Elliott Wave’s Kennedy: Oil Will Plunge to $32.40 a Barrel

Wednesday, 22 Aug 2012 07:58 AM

By Dan Weil





Crude oil is headed for a major tumble — to the tune of 66 percent, says Jeff Kennedy, chief commodity strategist at Elliott Wave International, which predicts markets based on chart patterns.

The technicals show that oil is now stuck in a range of $75 to $115 a barrel, he tells Yahoo. Crude recently traded at $96.40.

The near-tripling of oil from its December 2008 low of $32.40 merely represents a bear market rally, Kennedy says.
“We need to be patient, because once we fall below $75 to $80, that’s going to lead to a sizable decline down to $32.40.”

Even if you don’t follow his Elliott Wave charts, a simple head-and-shoulders pattern shows that a break of the neckline at $75 to $80 signals a plummet to $40, Kennedy says.

## Data extracts:
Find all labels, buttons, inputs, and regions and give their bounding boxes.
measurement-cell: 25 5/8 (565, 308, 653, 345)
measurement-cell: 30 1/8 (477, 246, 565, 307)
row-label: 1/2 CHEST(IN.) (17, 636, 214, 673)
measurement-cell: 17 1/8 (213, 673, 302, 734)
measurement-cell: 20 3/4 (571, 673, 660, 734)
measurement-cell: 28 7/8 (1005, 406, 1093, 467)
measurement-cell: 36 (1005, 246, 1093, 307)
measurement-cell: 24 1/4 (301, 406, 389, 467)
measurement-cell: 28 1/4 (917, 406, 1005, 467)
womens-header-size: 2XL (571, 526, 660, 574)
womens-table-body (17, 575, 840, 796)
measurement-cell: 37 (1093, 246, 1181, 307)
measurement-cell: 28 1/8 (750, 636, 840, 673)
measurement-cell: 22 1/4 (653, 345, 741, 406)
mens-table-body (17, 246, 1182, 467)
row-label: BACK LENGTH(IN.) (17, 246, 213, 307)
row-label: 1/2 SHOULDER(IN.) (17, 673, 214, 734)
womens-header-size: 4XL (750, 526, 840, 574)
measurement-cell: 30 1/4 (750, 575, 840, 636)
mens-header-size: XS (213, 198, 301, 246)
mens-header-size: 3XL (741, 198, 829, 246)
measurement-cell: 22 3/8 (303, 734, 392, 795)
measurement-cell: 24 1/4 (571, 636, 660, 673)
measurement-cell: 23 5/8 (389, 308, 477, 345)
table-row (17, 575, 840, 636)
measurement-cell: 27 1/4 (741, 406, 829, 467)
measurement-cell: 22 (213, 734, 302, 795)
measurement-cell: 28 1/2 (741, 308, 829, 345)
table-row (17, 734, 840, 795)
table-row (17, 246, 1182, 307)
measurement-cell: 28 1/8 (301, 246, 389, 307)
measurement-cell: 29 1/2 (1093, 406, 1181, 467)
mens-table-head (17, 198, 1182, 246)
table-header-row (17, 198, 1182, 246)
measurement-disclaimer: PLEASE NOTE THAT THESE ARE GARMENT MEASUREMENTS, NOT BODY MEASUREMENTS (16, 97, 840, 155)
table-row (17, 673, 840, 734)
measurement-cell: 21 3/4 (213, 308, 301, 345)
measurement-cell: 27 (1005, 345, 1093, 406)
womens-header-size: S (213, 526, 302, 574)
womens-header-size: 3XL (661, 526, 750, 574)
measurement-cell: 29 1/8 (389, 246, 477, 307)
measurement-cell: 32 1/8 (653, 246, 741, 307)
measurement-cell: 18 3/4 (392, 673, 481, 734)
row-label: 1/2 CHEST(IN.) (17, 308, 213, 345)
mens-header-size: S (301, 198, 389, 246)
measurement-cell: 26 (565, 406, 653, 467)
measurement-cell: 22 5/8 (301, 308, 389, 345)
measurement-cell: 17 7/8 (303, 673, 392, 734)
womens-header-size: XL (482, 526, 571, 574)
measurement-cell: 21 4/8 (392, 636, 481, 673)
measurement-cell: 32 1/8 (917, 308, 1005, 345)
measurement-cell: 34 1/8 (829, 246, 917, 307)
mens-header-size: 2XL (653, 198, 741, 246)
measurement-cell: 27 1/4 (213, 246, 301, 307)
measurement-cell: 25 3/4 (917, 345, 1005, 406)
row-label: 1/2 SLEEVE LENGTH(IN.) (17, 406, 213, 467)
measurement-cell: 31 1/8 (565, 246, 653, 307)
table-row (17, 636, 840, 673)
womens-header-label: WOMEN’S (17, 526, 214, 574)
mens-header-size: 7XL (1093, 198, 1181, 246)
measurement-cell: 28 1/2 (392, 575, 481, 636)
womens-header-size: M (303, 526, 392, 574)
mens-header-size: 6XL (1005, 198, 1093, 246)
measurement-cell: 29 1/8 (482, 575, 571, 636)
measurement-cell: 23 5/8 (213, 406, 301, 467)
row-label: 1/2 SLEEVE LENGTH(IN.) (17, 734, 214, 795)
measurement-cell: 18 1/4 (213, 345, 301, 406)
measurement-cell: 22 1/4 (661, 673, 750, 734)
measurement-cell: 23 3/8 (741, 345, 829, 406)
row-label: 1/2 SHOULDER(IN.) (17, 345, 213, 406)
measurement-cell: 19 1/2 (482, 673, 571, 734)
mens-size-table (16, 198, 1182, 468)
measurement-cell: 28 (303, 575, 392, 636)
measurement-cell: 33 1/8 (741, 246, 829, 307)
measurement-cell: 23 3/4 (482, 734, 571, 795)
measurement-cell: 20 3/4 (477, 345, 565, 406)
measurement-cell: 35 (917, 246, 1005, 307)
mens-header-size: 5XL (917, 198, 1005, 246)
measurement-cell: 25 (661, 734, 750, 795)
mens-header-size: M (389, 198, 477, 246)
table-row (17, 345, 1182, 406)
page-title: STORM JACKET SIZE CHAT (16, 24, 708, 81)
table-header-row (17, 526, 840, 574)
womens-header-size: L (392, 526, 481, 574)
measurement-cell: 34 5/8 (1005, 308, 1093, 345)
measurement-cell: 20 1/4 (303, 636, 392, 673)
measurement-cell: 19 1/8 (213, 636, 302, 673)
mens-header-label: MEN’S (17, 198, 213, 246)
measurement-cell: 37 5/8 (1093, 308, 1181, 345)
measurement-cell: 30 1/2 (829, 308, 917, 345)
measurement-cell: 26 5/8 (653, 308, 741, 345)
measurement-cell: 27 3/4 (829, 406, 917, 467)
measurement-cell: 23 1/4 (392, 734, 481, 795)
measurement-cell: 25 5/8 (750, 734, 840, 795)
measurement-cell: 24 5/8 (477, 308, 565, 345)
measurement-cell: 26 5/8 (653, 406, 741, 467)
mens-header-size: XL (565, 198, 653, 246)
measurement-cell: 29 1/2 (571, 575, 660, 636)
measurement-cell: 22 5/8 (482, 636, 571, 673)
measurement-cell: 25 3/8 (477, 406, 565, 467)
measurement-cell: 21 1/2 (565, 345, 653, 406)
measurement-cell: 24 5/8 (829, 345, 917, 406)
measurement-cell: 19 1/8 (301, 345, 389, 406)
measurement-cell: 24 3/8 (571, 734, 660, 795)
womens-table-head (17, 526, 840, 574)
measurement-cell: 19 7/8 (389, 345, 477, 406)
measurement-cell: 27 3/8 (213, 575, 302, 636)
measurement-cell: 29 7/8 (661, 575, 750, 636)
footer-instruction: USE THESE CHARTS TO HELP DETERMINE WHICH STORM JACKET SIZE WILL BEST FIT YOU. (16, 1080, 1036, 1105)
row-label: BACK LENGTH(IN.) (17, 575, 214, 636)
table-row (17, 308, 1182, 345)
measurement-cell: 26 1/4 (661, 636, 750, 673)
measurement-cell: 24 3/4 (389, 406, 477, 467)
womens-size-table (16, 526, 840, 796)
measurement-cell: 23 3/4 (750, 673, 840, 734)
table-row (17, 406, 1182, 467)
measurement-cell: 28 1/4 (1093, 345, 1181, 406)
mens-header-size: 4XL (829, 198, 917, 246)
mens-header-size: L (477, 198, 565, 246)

## Tasks to complete:
1 – Reproduce the part of the oil forecast article that starts with "Wednesday, 22 Aug" and goes on through "traded at $96.40.".
2 – Resume the oil forecast article after its final sentence.

## Answers provided:
1 –
Wednesday, 22 Aug 2012 07:58 AM

By Dan Weil





Crude oil is headed for a major tumble — to the tune of 66 percent, says Jeff Kennedy, chief commodity strategist at Elliott Wave International, which predicts markets based on chart patterns.

The technicals show that oil is now stuck in a range of $75 to $115 a barrel, he tells Yahoo. Crude recently traded at $96.40.

2 –
In the meantime, watch out for a breakdown in the shares of ExxonMobil (XOM), he says. The stock is hitting resistance at $90 to $95, Kennedy maintains.

“The same thing in late 2007 to early 2008 led to a sizable selloff. That resistance area has been in play for over five years.”

But not everyone is bearish on Exxon.

“ExxonMobil sets itself apart among the other super majors as a superior capital allocator and operator,” Morningstar analyst Allen Good writes in a report for clients.

He sees fair value for the company’s stock at $91 and recommends buying if it drops to $72.80.